Task =
Quote, without change, all of the lines that follow.

Exercise data =

** Begin **

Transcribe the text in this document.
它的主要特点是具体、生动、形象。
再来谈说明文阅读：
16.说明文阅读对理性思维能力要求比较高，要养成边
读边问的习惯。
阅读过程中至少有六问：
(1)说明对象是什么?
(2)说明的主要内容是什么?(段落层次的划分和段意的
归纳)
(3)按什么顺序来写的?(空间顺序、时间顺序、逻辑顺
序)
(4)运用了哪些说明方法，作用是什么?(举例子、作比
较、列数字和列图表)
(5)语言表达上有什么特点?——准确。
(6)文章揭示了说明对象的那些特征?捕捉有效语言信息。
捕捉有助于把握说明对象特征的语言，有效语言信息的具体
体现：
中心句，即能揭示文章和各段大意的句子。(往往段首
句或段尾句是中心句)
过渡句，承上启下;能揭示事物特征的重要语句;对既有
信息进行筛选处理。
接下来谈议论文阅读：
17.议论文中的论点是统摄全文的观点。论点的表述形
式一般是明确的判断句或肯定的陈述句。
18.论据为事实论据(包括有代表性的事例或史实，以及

** End **

Worked solution =
Transcribe the text in this document.
它的主要特点是具体、生动、形象。
再来谈说明文阅读：
16.说明文阅读对理性思维能力要求比较高，要养成边
读边问的习惯。
阅读过程中至少有六问：
(1)说明对象是什么?
(2)说明的主要内容是什么?(段落层次的划分和段意的
归纳)
(3)按什么顺序来写的?(空间顺序、时间顺序、逻辑顺
序)
(4)运用了哪些说明方法，作用是什么?(举例子、作比
较、列数字和列图表)
(5)语言表达上有什么特点?——准确。
(6)文章揭示了说明对象的那些特征?捕捉有效语言信息。
捕捉有助于把握说明对象特征的语言，有效语言信息的具体
体现：
中心句，即能揭示文章和各段大意的句子。(往往段首
句或段尾句是中心句)
过渡句，承上启下;能揭示事物特征的重要语句;对既有
信息进行筛选处理。
接下来谈议论文阅读：
17.议论文中的论点是统摄全文的观点。论点的表述形
式一般是明确的判断句或肯定的陈述句。
18.论据为事实论据(包括有代表性的事例或史实，以及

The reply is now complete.